> [Data for processing]:
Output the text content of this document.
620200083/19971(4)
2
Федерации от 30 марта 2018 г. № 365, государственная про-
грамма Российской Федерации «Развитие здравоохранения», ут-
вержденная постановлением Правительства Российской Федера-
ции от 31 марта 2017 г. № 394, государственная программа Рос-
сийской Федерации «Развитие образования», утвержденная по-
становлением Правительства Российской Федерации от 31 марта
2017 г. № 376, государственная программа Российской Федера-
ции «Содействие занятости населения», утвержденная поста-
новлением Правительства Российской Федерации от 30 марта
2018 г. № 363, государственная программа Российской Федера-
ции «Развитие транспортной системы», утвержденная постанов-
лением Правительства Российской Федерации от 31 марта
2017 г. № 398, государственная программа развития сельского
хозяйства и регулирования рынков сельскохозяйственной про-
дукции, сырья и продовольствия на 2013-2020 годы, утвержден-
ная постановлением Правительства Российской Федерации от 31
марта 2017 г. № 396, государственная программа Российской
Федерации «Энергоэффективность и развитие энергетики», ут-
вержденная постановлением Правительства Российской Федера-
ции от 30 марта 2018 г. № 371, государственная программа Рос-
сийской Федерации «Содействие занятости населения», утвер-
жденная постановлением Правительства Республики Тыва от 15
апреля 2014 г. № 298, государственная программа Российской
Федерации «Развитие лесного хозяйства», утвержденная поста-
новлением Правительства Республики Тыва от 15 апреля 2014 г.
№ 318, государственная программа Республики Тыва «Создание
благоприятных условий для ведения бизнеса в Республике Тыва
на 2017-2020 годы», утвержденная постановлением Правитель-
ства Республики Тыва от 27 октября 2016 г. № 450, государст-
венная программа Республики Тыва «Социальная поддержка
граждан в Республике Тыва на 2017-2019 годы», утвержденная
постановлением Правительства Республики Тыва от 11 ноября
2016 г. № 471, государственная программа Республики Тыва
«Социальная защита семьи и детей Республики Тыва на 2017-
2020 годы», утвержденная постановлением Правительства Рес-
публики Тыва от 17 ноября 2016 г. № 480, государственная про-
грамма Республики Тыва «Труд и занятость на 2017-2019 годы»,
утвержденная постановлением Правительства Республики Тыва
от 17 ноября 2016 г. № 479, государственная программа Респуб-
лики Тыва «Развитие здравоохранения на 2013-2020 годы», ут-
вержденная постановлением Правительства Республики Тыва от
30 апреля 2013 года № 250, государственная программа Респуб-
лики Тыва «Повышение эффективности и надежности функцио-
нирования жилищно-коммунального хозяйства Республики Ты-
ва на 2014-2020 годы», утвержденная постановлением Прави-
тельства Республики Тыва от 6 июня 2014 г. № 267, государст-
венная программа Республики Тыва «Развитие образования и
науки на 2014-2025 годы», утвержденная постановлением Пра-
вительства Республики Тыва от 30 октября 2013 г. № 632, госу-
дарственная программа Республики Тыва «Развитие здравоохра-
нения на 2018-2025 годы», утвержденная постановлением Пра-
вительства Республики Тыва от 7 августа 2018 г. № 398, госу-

> [Work to complete]: Collect the lines that hold "населения".

> [Output of the task]:
ции «Содействие занятости населения», утвержденная поста-
сийской Федерации «Содействие занятости населения», утвер-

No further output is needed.